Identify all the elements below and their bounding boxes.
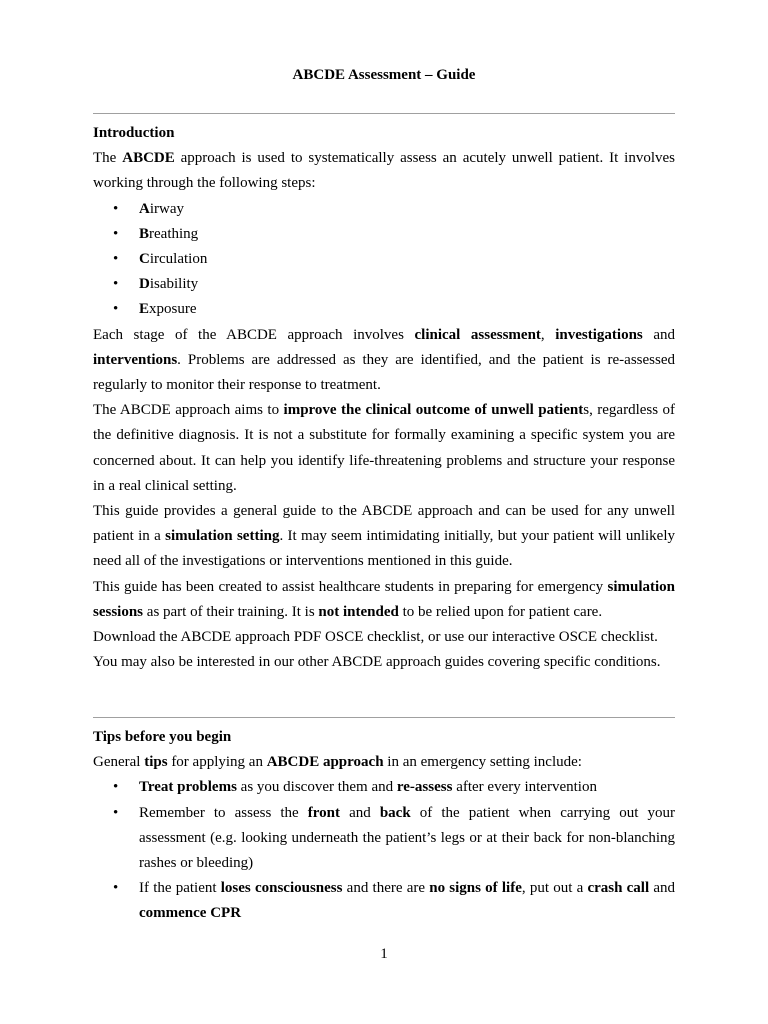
list-item: • Disability [93, 272, 675, 297]
paragraph: This guide has been created to assist healthcare students in preparing for emergency simulation sessions as part of their training. It is not intended to be relied upon for patient care. [93, 578, 675, 620]
list-item: • Breathing [93, 222, 675, 247]
section-heading: Tips before you begin [93, 729, 232, 745]
divider [93, 717, 675, 718]
tips-list [93, 775, 675, 926]
list-item: • Exposure [93, 297, 675, 322]
document-title: ABCDE Assessment – Guide [292, 67, 476, 83]
paragraph: Each stage of the ABCDE approach involves clinical assessment, investigations and interventions. Problems are addressed as they are identified, and the patient is re-assessed regularly to monitor their response to treatment. [93, 326, 676, 394]
introduction-section [93, 121, 675, 675]
page-number: 1 [380, 946, 388, 962]
paragraph: The ABCDE approach aims to improve the clinical outcome of unwell patients, regardless of the definitive diagnosis. It is not a substitute for formally examining a specific system you are concerned about. It can help you identify life-threatening problems and structure your response in a real clinical setting. [93, 402, 676, 494]
list-item: • Remember to assess the front and back of the patient when carrying out your assessment (e.g. looking underneath the patient’s legs or at their back for non-blanching rashes or bleeding) [93, 801, 675, 877]
divider [93, 113, 675, 114]
paragraph: General tips for applying an ABCDE approach in an emergency setting include: [93, 754, 582, 771]
list-item: • If the patient loses consciousness and there are no signs of life, put out a crash call and commence CPR [93, 876, 675, 926]
list-item: • Airway [93, 197, 675, 222]
paragraph: You may also be interested in our other ABCDE approach guides covering specific conditions. [93, 654, 661, 671]
paragraph: Download the ABCDE approach PDF OSCE checklist, or use our interactive OSCE checklist. [93, 629, 658, 646]
tips-section [93, 725, 675, 927]
section-heading: Introduction [93, 125, 175, 141]
paragraph: The ABCDE approach is used to systematically assess an acutely unwell patient. It involves working through the following steps: [93, 150, 676, 192]
paragraph: This guide provides a general guide to the ABCDE approach and can be used for any unwell patient in a simulation setting. It may seem intimidating initially, but your patient will unlikely need all of the investigations or interventions mentioned in this guide. [93, 503, 675, 570]
list-item: • Treat problems as you discover them and re-assess after every intervention [93, 775, 675, 800]
list-item: • Circulation [93, 247, 675, 272]
steps-list [93, 197, 675, 323]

::::::

Task details
Having removed the pictures, write out the records exactly as they stand.

Worked solution
Identify all the elements below and their bounding boxes.
list-item: • Disability [93, 272, 675, 297]
paragraph: This guide has been created to assist healthcare students in preparing for emergency simulation sessions as part of their training. It is not intended to be relied upon for patient care. [93, 578, 675, 620]
list-item: • Breathing [93, 222, 675, 247]
section-heading: Tips before you begin [93, 729, 232, 745]
divider [93, 717, 675, 718]
tips-list [93, 775, 675, 926]
list-item: • Exposure [93, 297, 675, 322]
document-title: ABCDE Assessment – Guide [292, 67, 476, 83]
paragraph: Each stage of the ABCDE approach involves clinical assessment, investigations and interventions. Problems are addressed as they are identified, and the patient is re-assessed regularly to monitor their response to treatment. [93, 326, 676, 394]
introduction-section [93, 121, 675, 675]
page-number: 1 [380, 946, 388, 962]
paragraph: The ABCDE approach aims to improve the clinical outcome of unwell patients, regardless of the definitive diagnosis. It is not a substitute for formally examining a specific system you are concerned about. It can help you identify life-threatening problems and structure your response in a real clinical setting. [93, 402, 676, 494]
list-item: • Remember to assess the front and back of the patient when carrying out your assessment (e.g. looking underneath the patient’s legs or at their back for non-blanching rashes or bleeding) [93, 801, 675, 877]
divider [93, 113, 675, 114]
paragraph: General tips for applying an ABCDE approach in an emergency setting include: [93, 754, 582, 771]
list-item: • If the patient loses consciousness and there are no signs of life, put out a crash call and commence CPR [93, 876, 675, 926]
list-item: • Airway [93, 197, 675, 222]
paragraph: You may also be interested in our other ABCDE approach guides covering specific conditions. [93, 654, 661, 671]
paragraph: Download the ABCDE approach PDF OSCE checklist, or use our interactive OSCE checklist. [93, 629, 658, 646]
tips-section [93, 725, 675, 927]
section-heading: Introduction [93, 125, 175, 141]
paragraph: The ABCDE approach is used to systematically assess an acutely unwell patient. It involves working through the following steps: [93, 150, 676, 192]
paragraph: This guide provides a general guide to the ABCDE approach and can be used for any unwell patient in a simulation setting. It may seem intimidating initially, but your patient will unlikely need all of the investigations or interventions mentioned in this guide. [93, 503, 675, 570]
list-item: • Treat problems as you discover them and re-assess after every intervention [93, 775, 675, 800]
list-item: • Circulation [93, 247, 675, 272]
steps-list [93, 197, 675, 323]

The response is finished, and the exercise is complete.